__Set exercise__.
Below are the records; locate each line with the word "bottom" and copy it.

[Stored items from a collection]
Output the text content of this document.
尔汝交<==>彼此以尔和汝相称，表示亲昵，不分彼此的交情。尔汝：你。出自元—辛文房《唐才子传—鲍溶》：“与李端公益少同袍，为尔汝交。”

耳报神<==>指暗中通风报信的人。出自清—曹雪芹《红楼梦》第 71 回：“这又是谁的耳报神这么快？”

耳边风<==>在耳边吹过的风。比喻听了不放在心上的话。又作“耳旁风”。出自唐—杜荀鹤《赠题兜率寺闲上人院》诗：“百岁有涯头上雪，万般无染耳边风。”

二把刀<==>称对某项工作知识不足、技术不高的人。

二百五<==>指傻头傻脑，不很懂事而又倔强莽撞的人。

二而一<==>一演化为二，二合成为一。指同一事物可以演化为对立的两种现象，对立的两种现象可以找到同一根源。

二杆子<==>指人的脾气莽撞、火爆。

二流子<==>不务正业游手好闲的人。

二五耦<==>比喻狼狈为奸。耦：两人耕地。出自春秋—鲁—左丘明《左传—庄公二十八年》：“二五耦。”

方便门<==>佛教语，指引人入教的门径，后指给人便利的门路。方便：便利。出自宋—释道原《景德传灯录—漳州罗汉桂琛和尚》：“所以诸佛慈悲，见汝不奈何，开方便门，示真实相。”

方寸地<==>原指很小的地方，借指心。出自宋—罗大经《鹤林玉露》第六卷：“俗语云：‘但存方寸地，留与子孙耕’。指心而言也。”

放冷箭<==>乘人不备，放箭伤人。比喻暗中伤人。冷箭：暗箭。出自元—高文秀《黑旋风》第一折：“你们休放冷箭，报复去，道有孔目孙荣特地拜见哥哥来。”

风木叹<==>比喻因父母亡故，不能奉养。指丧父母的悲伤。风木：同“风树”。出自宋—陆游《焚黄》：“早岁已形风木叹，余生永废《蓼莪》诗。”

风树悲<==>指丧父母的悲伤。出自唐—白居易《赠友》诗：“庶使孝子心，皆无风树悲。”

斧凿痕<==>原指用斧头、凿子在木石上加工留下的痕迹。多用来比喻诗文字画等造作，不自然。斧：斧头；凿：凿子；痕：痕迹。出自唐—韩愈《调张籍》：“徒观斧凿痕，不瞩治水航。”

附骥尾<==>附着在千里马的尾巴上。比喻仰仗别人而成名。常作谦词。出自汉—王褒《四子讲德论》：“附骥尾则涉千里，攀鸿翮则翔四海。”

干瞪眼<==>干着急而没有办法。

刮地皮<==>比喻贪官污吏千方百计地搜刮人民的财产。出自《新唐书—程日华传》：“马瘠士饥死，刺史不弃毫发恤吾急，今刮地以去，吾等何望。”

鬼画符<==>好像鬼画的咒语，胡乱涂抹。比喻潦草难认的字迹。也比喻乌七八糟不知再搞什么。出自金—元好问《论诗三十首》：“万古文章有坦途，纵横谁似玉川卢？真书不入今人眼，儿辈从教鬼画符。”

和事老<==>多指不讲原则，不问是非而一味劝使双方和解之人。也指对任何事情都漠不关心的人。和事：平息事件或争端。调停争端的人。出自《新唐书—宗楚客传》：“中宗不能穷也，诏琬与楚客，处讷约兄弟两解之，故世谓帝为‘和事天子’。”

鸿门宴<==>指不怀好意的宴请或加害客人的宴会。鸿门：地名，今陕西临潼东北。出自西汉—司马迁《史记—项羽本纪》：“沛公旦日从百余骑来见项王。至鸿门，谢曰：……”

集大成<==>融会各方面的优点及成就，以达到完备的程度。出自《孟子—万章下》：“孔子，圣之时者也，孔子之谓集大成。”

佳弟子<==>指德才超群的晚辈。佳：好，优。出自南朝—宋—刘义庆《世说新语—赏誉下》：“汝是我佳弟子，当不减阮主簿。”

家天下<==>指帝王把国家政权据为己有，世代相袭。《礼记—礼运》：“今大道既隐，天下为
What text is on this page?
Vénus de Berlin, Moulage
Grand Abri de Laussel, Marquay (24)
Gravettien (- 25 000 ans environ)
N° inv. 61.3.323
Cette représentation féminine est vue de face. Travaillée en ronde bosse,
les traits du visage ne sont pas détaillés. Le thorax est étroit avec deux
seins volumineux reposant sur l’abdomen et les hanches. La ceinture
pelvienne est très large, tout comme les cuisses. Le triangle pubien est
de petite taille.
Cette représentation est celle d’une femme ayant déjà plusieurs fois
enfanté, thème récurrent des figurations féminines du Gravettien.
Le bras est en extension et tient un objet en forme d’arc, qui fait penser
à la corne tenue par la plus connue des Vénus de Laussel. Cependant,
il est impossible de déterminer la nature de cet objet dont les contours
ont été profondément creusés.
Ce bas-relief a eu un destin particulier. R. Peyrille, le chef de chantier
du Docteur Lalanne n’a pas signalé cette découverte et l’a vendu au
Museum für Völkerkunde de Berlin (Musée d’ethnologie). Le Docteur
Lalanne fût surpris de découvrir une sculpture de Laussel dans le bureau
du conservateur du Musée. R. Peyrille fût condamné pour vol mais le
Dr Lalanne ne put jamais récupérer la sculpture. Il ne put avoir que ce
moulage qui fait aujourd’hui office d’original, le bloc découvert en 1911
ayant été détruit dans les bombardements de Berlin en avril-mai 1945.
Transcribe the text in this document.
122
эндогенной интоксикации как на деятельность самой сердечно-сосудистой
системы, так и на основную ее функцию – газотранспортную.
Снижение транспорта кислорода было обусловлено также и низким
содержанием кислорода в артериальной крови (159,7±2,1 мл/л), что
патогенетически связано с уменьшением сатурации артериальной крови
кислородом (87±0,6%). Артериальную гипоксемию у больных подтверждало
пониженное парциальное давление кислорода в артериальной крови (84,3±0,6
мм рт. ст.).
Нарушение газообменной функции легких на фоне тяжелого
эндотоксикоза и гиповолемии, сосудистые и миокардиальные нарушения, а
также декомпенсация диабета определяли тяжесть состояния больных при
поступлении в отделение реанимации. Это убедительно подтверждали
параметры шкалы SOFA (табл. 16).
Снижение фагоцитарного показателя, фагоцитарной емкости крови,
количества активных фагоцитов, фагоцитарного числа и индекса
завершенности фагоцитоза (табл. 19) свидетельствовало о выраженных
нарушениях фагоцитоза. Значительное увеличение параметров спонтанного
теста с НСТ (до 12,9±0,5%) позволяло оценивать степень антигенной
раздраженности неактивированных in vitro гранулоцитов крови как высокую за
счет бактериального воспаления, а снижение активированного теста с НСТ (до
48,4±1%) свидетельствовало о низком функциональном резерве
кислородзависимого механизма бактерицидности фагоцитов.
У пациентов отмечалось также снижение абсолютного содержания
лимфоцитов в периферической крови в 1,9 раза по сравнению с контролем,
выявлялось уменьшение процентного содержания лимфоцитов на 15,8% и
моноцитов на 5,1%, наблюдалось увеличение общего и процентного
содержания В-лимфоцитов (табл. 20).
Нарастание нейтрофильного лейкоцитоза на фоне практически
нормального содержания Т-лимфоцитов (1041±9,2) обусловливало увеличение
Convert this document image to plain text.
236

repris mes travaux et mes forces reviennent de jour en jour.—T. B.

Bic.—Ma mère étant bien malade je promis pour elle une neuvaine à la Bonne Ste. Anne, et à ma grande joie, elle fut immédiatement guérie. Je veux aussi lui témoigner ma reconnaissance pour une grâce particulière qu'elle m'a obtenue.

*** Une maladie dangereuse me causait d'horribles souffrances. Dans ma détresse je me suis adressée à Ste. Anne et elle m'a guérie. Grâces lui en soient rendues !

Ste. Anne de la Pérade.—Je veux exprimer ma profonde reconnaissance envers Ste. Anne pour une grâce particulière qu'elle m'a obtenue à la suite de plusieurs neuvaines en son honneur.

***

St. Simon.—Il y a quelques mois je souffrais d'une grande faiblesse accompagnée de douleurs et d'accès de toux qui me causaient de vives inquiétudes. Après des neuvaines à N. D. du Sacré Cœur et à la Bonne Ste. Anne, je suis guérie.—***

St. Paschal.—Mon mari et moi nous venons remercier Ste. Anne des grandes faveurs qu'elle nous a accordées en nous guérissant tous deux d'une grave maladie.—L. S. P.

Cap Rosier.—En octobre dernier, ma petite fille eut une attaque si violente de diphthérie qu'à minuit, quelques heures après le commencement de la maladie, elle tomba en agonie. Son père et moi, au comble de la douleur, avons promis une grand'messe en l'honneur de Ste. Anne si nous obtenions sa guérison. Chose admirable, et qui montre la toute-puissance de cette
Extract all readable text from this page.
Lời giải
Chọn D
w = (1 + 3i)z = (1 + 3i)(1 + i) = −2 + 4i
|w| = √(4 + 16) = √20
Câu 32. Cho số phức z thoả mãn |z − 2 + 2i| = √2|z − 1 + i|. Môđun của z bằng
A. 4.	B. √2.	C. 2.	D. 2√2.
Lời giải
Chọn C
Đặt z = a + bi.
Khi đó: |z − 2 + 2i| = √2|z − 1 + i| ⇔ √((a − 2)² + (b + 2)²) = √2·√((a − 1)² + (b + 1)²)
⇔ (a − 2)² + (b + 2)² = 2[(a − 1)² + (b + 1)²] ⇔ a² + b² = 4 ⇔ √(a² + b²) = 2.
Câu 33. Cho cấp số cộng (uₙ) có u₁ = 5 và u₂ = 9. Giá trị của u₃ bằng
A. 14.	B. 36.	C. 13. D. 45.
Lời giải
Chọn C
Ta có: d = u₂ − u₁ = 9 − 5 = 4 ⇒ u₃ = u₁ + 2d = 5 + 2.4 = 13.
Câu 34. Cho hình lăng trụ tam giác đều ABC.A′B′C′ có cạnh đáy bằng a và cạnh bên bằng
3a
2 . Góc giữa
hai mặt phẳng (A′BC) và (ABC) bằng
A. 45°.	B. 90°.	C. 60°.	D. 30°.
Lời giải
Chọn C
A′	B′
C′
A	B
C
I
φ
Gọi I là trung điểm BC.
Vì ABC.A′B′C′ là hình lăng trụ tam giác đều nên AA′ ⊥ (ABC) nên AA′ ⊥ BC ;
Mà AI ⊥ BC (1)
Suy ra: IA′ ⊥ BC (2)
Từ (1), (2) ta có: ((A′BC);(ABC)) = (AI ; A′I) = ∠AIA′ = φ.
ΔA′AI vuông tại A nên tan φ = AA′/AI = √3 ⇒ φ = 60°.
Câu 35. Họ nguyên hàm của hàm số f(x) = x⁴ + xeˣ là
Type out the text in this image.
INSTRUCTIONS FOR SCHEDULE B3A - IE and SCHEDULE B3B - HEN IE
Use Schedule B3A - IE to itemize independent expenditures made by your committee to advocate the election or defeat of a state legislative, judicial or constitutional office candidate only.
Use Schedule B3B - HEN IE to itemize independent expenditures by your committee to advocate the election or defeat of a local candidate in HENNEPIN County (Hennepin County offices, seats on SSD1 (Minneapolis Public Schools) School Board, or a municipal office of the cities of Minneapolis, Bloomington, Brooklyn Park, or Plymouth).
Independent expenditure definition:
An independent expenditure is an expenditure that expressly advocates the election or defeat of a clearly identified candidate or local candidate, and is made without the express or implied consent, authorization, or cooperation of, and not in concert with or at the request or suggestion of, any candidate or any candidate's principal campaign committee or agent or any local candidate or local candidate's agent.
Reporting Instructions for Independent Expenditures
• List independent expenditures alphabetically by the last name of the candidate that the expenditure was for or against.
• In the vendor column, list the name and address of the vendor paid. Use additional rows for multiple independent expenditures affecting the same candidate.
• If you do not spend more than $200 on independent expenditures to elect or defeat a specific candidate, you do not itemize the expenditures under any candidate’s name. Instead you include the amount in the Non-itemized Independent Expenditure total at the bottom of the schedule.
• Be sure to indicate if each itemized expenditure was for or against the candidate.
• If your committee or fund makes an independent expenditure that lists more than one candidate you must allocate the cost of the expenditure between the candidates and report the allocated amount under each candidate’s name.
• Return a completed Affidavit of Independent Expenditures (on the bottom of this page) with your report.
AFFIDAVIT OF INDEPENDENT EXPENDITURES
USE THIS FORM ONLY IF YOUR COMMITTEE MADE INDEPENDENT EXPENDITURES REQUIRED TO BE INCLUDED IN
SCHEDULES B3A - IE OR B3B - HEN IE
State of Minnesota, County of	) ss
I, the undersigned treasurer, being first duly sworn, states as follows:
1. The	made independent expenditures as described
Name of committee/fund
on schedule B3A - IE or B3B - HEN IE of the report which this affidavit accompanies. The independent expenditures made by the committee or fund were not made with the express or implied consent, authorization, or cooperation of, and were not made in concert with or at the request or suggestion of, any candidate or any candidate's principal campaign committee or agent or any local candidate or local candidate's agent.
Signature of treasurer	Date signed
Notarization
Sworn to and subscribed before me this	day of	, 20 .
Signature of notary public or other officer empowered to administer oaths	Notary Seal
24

__Solved exercise__.
• If you do not spend more than $200 on independent expenditures to elect or defeat a specific candidate, you do not itemize the expenditures under any candidate’s name. Instead you include the amount in the Non-itemized Independent Expenditure total at the bottom of the schedule.
• Return a completed Affidavit of Independent Expenditures (on the bottom of this page) with your report.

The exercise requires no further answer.